Track down each line that has the word "thumb" and copy it.

-- START Entries provided --

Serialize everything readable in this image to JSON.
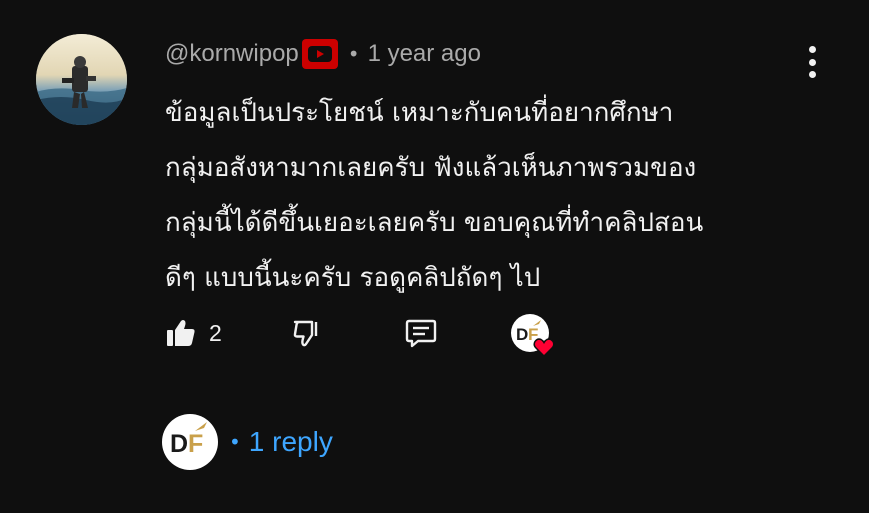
{
  "comment": {
    "author_handle": "@kornwipop",
    "member_badge": "youtube-play-icon",
    "separator": "•",
    "timestamp": "1 year ago",
    "menu_icon": "more-vert-icon",
    "text_lines": [
      "ข้อมูลเป็นประโยชน์ เหมาะกับคนที่อยากศึกษา",
      "กลุ่มอสังหามากเลยครับ ฟังแล้วเห็นภาพรวมของ",
      "กลุ่มนี้ได้ดีขึ้นเยอะเลยครับ ขอบคุณที่ทำคลิปสอน",
      "ดีๆ แบบนี้นะครับ รอดูคลิปถัดๆ ไป"
    ],
    "actions": {
      "like_count": "2",
      "like_icon": "thumb-up-icon",
      "dislike_icon": "thumb-down-icon",
      "reply_icon": "reply-comment-icon",
      "creator_heart_icon": "creator-heart-icon"
    },
    "replies": {
      "separator": "•",
      "label": "1 reply"
    }
  },
  "colors": {
    "background": "#0f0f0f",
    "text_primary": "#f1f1f1",
    "text_secondary": "#aaaaaa",
    "link_blue": "#3ea6ff",
    "badge_red": "#cc0000",
    "heart_red": "#ff0033"
  }
}
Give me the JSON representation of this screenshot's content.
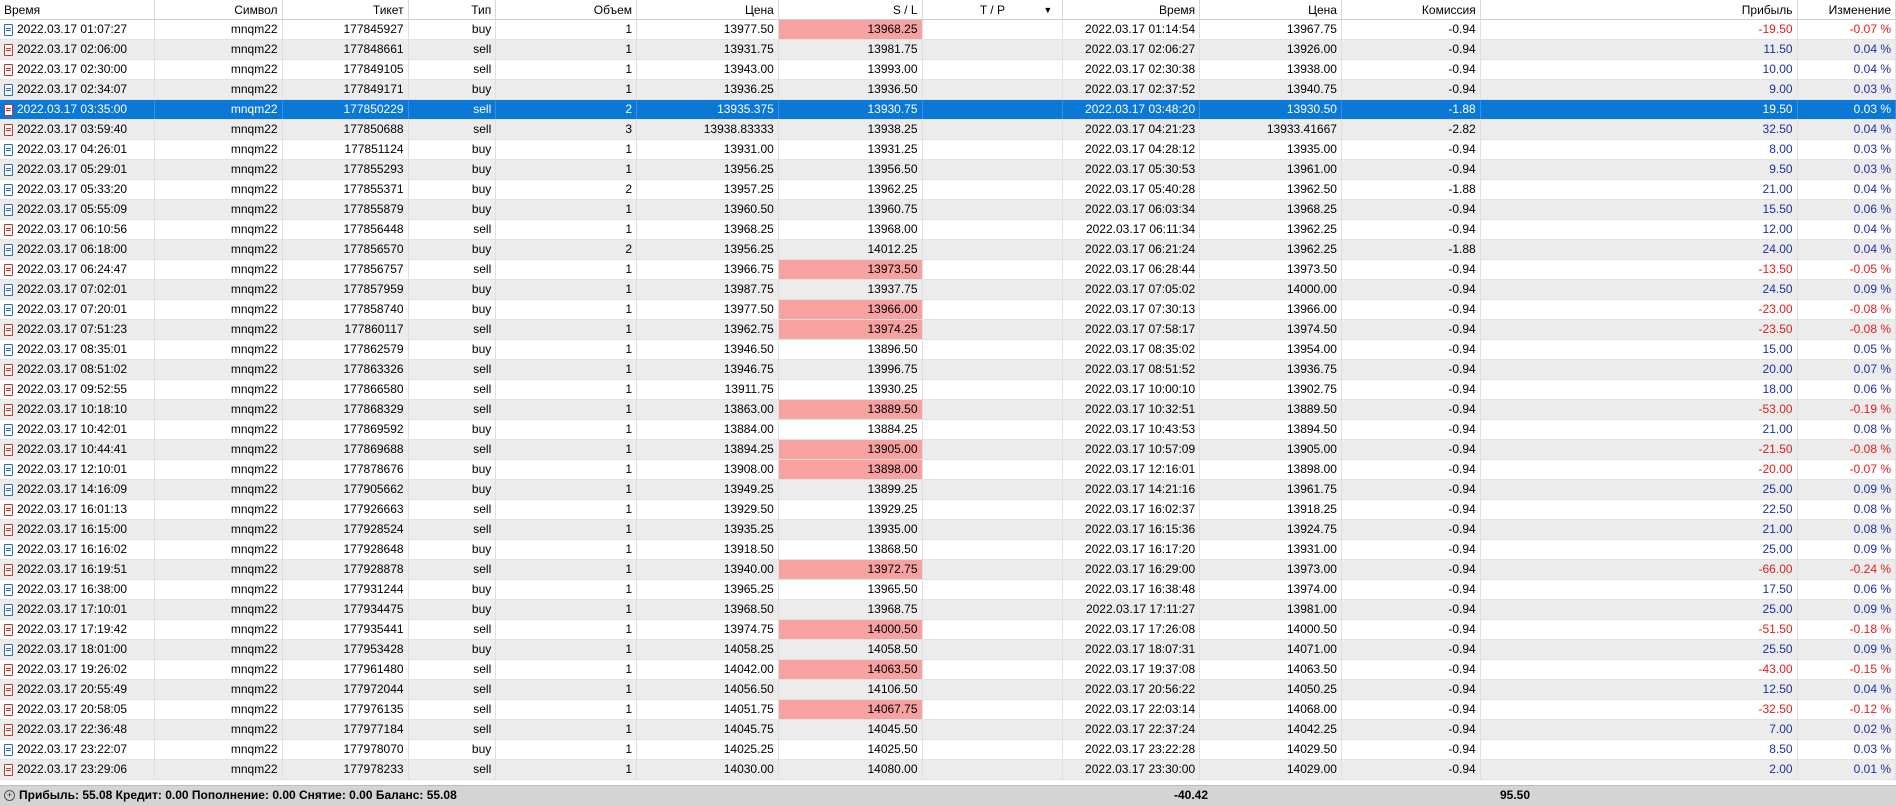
{
  "columns": [
    "Время",
    "Символ",
    "Тикет",
    "Тип",
    "Объем",
    "Цена",
    "S / L",
    "T / P",
    "Время",
    "Цена",
    "Комиссия",
    "Прибыль",
    "Изменение"
  ],
  "sort_icon": "sort-down-arrow-icon",
  "rows": [
    {
      "open_time": "2022.03.17 01:07:27",
      "symbol": "mnqm22",
      "ticket": "177845927",
      "type": "buy",
      "volume": "1",
      "price": "13977.50",
      "sl": "13968.25",
      "tp": "",
      "close_time": "2022.03.17 01:14:54",
      "close_price": "13967.75",
      "commission": "-0.94",
      "profit": "-19.50",
      "change": "-0.07 %",
      "sl_hit": true
    },
    {
      "open_time": "2022.03.17 02:06:00",
      "symbol": "mnqm22",
      "ticket": "177848661",
      "type": "sell",
      "volume": "1",
      "price": "13931.75",
      "sl": "13981.75",
      "tp": "",
      "close_time": "2022.03.17 02:06:27",
      "close_price": "13926.00",
      "commission": "-0.94",
      "profit": "11.50",
      "change": "0.04 %",
      "sl_hit": false
    },
    {
      "open_time": "2022.03.17 02:30:00",
      "symbol": "mnqm22",
      "ticket": "177849105",
      "type": "sell",
      "volume": "1",
      "price": "13943.00",
      "sl": "13993.00",
      "tp": "",
      "close_time": "2022.03.17 02:30:38",
      "close_price": "13938.00",
      "commission": "-0.94",
      "profit": "10.00",
      "change": "0.04 %",
      "sl_hit": false
    },
    {
      "open_time": "2022.03.17 02:34:07",
      "symbol": "mnqm22",
      "ticket": "177849171",
      "type": "buy",
      "volume": "1",
      "price": "13936.25",
      "sl": "13936.50",
      "tp": "",
      "close_time": "2022.03.17 02:37:52",
      "close_price": "13940.75",
      "commission": "-0.94",
      "profit": "9.00",
      "change": "0.03 %",
      "sl_hit": false
    },
    {
      "open_time": "2022.03.17 03:35:00",
      "symbol": "mnqm22",
      "ticket": "177850229",
      "type": "sell",
      "volume": "2",
      "price": "13935.375",
      "sl": "13930.75",
      "tp": "",
      "close_time": "2022.03.17 03:48:20",
      "close_price": "13930.50",
      "commission": "-1.88",
      "profit": "19.50",
      "change": "0.03 %",
      "sl_hit": false,
      "selected": true
    },
    {
      "open_time": "2022.03.17 03:59:40",
      "symbol": "mnqm22",
      "ticket": "177850688",
      "type": "sell",
      "volume": "3",
      "price": "13938.83333",
      "sl": "13938.25",
      "tp": "",
      "close_time": "2022.03.17 04:21:23",
      "close_price": "13933.41667",
      "commission": "-2.82",
      "profit": "32.50",
      "change": "0.04 %",
      "sl_hit": false
    },
    {
      "open_time": "2022.03.17 04:26:01",
      "symbol": "mnqm22",
      "ticket": "177851124",
      "type": "buy",
      "volume": "1",
      "price": "13931.00",
      "sl": "13931.25",
      "tp": "",
      "close_time": "2022.03.17 04:28:12",
      "close_price": "13935.00",
      "commission": "-0.94",
      "profit": "8.00",
      "change": "0.03 %",
      "sl_hit": false
    },
    {
      "open_time": "2022.03.17 05:29:01",
      "symbol": "mnqm22",
      "ticket": "177855293",
      "type": "buy",
      "volume": "1",
      "price": "13956.25",
      "sl": "13956.50",
      "tp": "",
      "close_time": "2022.03.17 05:30:53",
      "close_price": "13961.00",
      "commission": "-0.94",
      "profit": "9.50",
      "change": "0.03 %",
      "sl_hit": false
    },
    {
      "open_time": "2022.03.17 05:33:20",
      "symbol": "mnqm22",
      "ticket": "177855371",
      "type": "buy",
      "volume": "2",
      "price": "13957.25",
      "sl": "13962.25",
      "tp": "",
      "close_time": "2022.03.17 05:40:28",
      "close_price": "13962.50",
      "commission": "-1.88",
      "profit": "21.00",
      "change": "0.04 %",
      "sl_hit": false
    },
    {
      "open_time": "2022.03.17 05:55:09",
      "symbol": "mnqm22",
      "ticket": "177855879",
      "type": "buy",
      "volume": "1",
      "price": "13960.50",
      "sl": "13960.75",
      "tp": "",
      "close_time": "2022.03.17 06:03:34",
      "close_price": "13968.25",
      "commission": "-0.94",
      "profit": "15.50",
      "change": "0.06 %",
      "sl_hit": false
    },
    {
      "open_time": "2022.03.17 06:10:56",
      "symbol": "mnqm22",
      "ticket": "177856448",
      "type": "sell",
      "volume": "1",
      "price": "13968.25",
      "sl": "13968.00",
      "tp": "",
      "close_time": "2022.03.17 06:11:34",
      "close_price": "13962.25",
      "commission": "-0.94",
      "profit": "12.00",
      "change": "0.04 %",
      "sl_hit": false
    },
    {
      "open_time": "2022.03.17 06:18:00",
      "symbol": "mnqm22",
      "ticket": "177856570",
      "type": "buy",
      "volume": "2",
      "price": "13956.25",
      "sl": "14012.25",
      "tp": "",
      "close_time": "2022.03.17 06:21:24",
      "close_price": "13962.25",
      "commission": "-1.88",
      "profit": "24.00",
      "change": "0.04 %",
      "sl_hit": false
    },
    {
      "open_time": "2022.03.17 06:24:47",
      "symbol": "mnqm22",
      "ticket": "177856757",
      "type": "sell",
      "volume": "1",
      "price": "13966.75",
      "sl": "13973.50",
      "tp": "",
      "close_time": "2022.03.17 06:28:44",
      "close_price": "13973.50",
      "commission": "-0.94",
      "profit": "-13.50",
      "change": "-0.05 %",
      "sl_hit": true
    },
    {
      "open_time": "2022.03.17 07:02:01",
      "symbol": "mnqm22",
      "ticket": "177857959",
      "type": "buy",
      "volume": "1",
      "price": "13987.75",
      "sl": "13937.75",
      "tp": "",
      "close_time": "2022.03.17 07:05:02",
      "close_price": "14000.00",
      "commission": "-0.94",
      "profit": "24.50",
      "change": "0.09 %",
      "sl_hit": false
    },
    {
      "open_time": "2022.03.17 07:20:01",
      "symbol": "mnqm22",
      "ticket": "177858740",
      "type": "buy",
      "volume": "1",
      "price": "13977.50",
      "sl": "13966.00",
      "tp": "",
      "close_time": "2022.03.17 07:30:13",
      "close_price": "13966.00",
      "commission": "-0.94",
      "profit": "-23.00",
      "change": "-0.08 %",
      "sl_hit": true
    },
    {
      "open_time": "2022.03.17 07:51:23",
      "symbol": "mnqm22",
      "ticket": "177860117",
      "type": "sell",
      "volume": "1",
      "price": "13962.75",
      "sl": "13974.25",
      "tp": "",
      "close_time": "2022.03.17 07:58:17",
      "close_price": "13974.50",
      "commission": "-0.94",
      "profit": "-23.50",
      "change": "-0.08 %",
      "sl_hit": true
    },
    {
      "open_time": "2022.03.17 08:35:01",
      "symbol": "mnqm22",
      "ticket": "177862579",
      "type": "buy",
      "volume": "1",
      "price": "13946.50",
      "sl": "13896.50",
      "tp": "",
      "close_time": "2022.03.17 08:35:02",
      "close_price": "13954.00",
      "commission": "-0.94",
      "profit": "15.00",
      "change": "0.05 %",
      "sl_hit": false
    },
    {
      "open_time": "2022.03.17 08:51:02",
      "symbol": "mnqm22",
      "ticket": "177863326",
      "type": "sell",
      "volume": "1",
      "price": "13946.75",
      "sl": "13996.75",
      "tp": "",
      "close_time": "2022.03.17 08:51:52",
      "close_price": "13936.75",
      "commission": "-0.94",
      "profit": "20.00",
      "change": "0.07 %",
      "sl_hit": false
    },
    {
      "open_time": "2022.03.17 09:52:55",
      "symbol": "mnqm22",
      "ticket": "177866580",
      "type": "sell",
      "volume": "1",
      "price": "13911.75",
      "sl": "13930.25",
      "tp": "",
      "close_time": "2022.03.17 10:00:10",
      "close_price": "13902.75",
      "commission": "-0.94",
      "profit": "18.00",
      "change": "0.06 %",
      "sl_hit": false
    },
    {
      "open_time": "2022.03.17 10:18:10",
      "symbol": "mnqm22",
      "ticket": "177868329",
      "type": "sell",
      "volume": "1",
      "price": "13863.00",
      "sl": "13889.50",
      "tp": "",
      "close_time": "2022.03.17 10:32:51",
      "close_price": "13889.50",
      "commission": "-0.94",
      "profit": "-53.00",
      "change": "-0.19 %",
      "sl_hit": true
    },
    {
      "open_time": "2022.03.17 10:42:01",
      "symbol": "mnqm22",
      "ticket": "177869592",
      "type": "buy",
      "volume": "1",
      "price": "13884.00",
      "sl": "13884.25",
      "tp": "",
      "close_time": "2022.03.17 10:43:53",
      "close_price": "13894.50",
      "commission": "-0.94",
      "profit": "21.00",
      "change": "0.08 %",
      "sl_hit": false
    },
    {
      "open_time": "2022.03.17 10:44:41",
      "symbol": "mnqm22",
      "ticket": "177869688",
      "type": "sell",
      "volume": "1",
      "price": "13894.25",
      "sl": "13905.00",
      "tp": "",
      "close_time": "2022.03.17 10:57:09",
      "close_price": "13905.00",
      "commission": "-0.94",
      "profit": "-21.50",
      "change": "-0.08 %",
      "sl_hit": true
    },
    {
      "open_time": "2022.03.17 12:10:01",
      "symbol": "mnqm22",
      "ticket": "177878676",
      "type": "buy",
      "volume": "1",
      "price": "13908.00",
      "sl": "13898.00",
      "tp": "",
      "close_time": "2022.03.17 12:16:01",
      "close_price": "13898.00",
      "commission": "-0.94",
      "profit": "-20.00",
      "change": "-0.07 %",
      "sl_hit": true
    },
    {
      "open_time": "2022.03.17 14:16:09",
      "symbol": "mnqm22",
      "ticket": "177905662",
      "type": "buy",
      "volume": "1",
      "price": "13949.25",
      "sl": "13899.25",
      "tp": "",
      "close_time": "2022.03.17 14:21:16",
      "close_price": "13961.75",
      "commission": "-0.94",
      "profit": "25.00",
      "change": "0.09 %",
      "sl_hit": false
    },
    {
      "open_time": "2022.03.17 16:01:13",
      "symbol": "mnqm22",
      "ticket": "177926663",
      "type": "sell",
      "volume": "1",
      "price": "13929.50",
      "sl": "13929.25",
      "tp": "",
      "close_time": "2022.03.17 16:02:37",
      "close_price": "13918.25",
      "commission": "-0.94",
      "profit": "22.50",
      "change": "0.08 %",
      "sl_hit": false
    },
    {
      "open_time": "2022.03.17 16:15:00",
      "symbol": "mnqm22",
      "ticket": "177928524",
      "type": "sell",
      "volume": "1",
      "price": "13935.25",
      "sl": "13935.00",
      "tp": "",
      "close_time": "2022.03.17 16:15:36",
      "close_price": "13924.75",
      "commission": "-0.94",
      "profit": "21.00",
      "change": "0.08 %",
      "sl_hit": false
    },
    {
      "open_time": "2022.03.17 16:16:02",
      "symbol": "mnqm22",
      "ticket": "177928648",
      "type": "buy",
      "volume": "1",
      "price": "13918.50",
      "sl": "13868.50",
      "tp": "",
      "close_time": "2022.03.17 16:17:20",
      "close_price": "13931.00",
      "commission": "-0.94",
      "profit": "25.00",
      "change": "0.09 %",
      "sl_hit": false
    },
    {
      "open_time": "2022.03.17 16:19:51",
      "symbol": "mnqm22",
      "ticket": "177928878",
      "type": "sell",
      "volume": "1",
      "price": "13940.00",
      "sl": "13972.75",
      "tp": "",
      "close_time": "2022.03.17 16:29:00",
      "close_price": "13973.00",
      "commission": "-0.94",
      "profit": "-66.00",
      "change": "-0.24 %",
      "sl_hit": true
    },
    {
      "open_time": "2022.03.17 16:38:00",
      "symbol": "mnqm22",
      "ticket": "177931244",
      "type": "buy",
      "volume": "1",
      "price": "13965.25",
      "sl": "13965.50",
      "tp": "",
      "close_time": "2022.03.17 16:38:48",
      "close_price": "13974.00",
      "commission": "-0.94",
      "profit": "17.50",
      "change": "0.06 %",
      "sl_hit": false
    },
    {
      "open_time": "2022.03.17 17:10:01",
      "symbol": "mnqm22",
      "ticket": "177934475",
      "type": "buy",
      "volume": "1",
      "price": "13968.50",
      "sl": "13968.75",
      "tp": "",
      "close_time": "2022.03.17 17:11:27",
      "close_price": "13981.00",
      "commission": "-0.94",
      "profit": "25.00",
      "change": "0.09 %",
      "sl_hit": false
    },
    {
      "open_time": "2022.03.17 17:19:42",
      "symbol": "mnqm22",
      "ticket": "177935441",
      "type": "sell",
      "volume": "1",
      "price": "13974.75",
      "sl": "14000.50",
      "tp": "",
      "close_time": "2022.03.17 17:26:08",
      "close_price": "14000.50",
      "commission": "-0.94",
      "profit": "-51.50",
      "change": "-0.18 %",
      "sl_hit": true
    },
    {
      "open_time": "2022.03.17 18:01:00",
      "symbol": "mnqm22",
      "ticket": "177953428",
      "type": "buy",
      "volume": "1",
      "price": "14058.25",
      "sl": "14058.50",
      "tp": "",
      "close_time": "2022.03.17 18:07:31",
      "close_price": "14071.00",
      "commission": "-0.94",
      "profit": "25.50",
      "change": "0.09 %",
      "sl_hit": false
    },
    {
      "open_time": "2022.03.17 19:26:02",
      "symbol": "mnqm22",
      "ticket": "177961480",
      "type": "sell",
      "volume": "1",
      "price": "14042.00",
      "sl": "14063.50",
      "tp": "",
      "close_time": "2022.03.17 19:37:08",
      "close_price": "14063.50",
      "commission": "-0.94",
      "profit": "-43.00",
      "change": "-0.15 %",
      "sl_hit": true
    },
    {
      "open_time": "2022.03.17 20:55:49",
      "symbol": "mnqm22",
      "ticket": "177972044",
      "type": "sell",
      "volume": "1",
      "price": "14056.50",
      "sl": "14106.50",
      "tp": "",
      "close_time": "2022.03.17 20:56:22",
      "close_price": "14050.25",
      "commission": "-0.94",
      "profit": "12.50",
      "change": "0.04 %",
      "sl_hit": false
    },
    {
      "open_time": "2022.03.17 20:58:05",
      "symbol": "mnqm22",
      "ticket": "177976135",
      "type": "sell",
      "volume": "1",
      "price": "14051.75",
      "sl": "14067.75",
      "tp": "",
      "close_time": "2022.03.17 22:03:14",
      "close_price": "14068.00",
      "commission": "-0.94",
      "profit": "-32.50",
      "change": "-0.12 %",
      "sl_hit": true
    },
    {
      "open_time": "2022.03.17 22:36:48",
      "symbol": "mnqm22",
      "ticket": "177977184",
      "type": "sell",
      "volume": "1",
      "price": "14045.75",
      "sl": "14045.50",
      "tp": "",
      "close_time": "2022.03.17 22:37:24",
      "close_price": "14042.25",
      "commission": "-0.94",
      "profit": "7.00",
      "change": "0.02 %",
      "sl_hit": false
    },
    {
      "open_time": "2022.03.17 23:22:07",
      "symbol": "mnqm22",
      "ticket": "177978070",
      "type": "buy",
      "volume": "1",
      "price": "14025.25",
      "sl": "14025.50",
      "tp": "",
      "close_time": "2022.03.17 23:22:28",
      "close_price": "14029.50",
      "commission": "-0.94",
      "profit": "8.50",
      "change": "0.03 %",
      "sl_hit": false
    },
    {
      "open_time": "2022.03.17 23:29:06",
      "symbol": "mnqm22",
      "ticket": "177978233",
      "type": "sell",
      "volume": "1",
      "price": "14030.00",
      "sl": "14080.00",
      "tp": "",
      "close_time": "2022.03.17 23:30:00",
      "close_price": "14029.00",
      "commission": "-0.94",
      "profit": "2.00",
      "change": "0.01 %",
      "sl_hit": false
    }
  ],
  "footer": {
    "summary": "Прибыль: 55.08  Кредит: 0.00  Пополнение: 0.00  Снятие: 0.00  Баланс: 55.08",
    "commission_total": "-40.42",
    "profit_total": "95.50"
  },
  "colors": {
    "selected_row": "#0a78d7",
    "sl_hit_bg": "#f8a1a1",
    "negative": "#e31b1b",
    "positive": "#1b2fa5",
    "footer_bg": "#d4d4d4"
  }
}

-- END Entries provided --

→ Output of the exercise
      "like_icon": "thumb-up-icon",
      "dislike_icon": "thumb-down-icon",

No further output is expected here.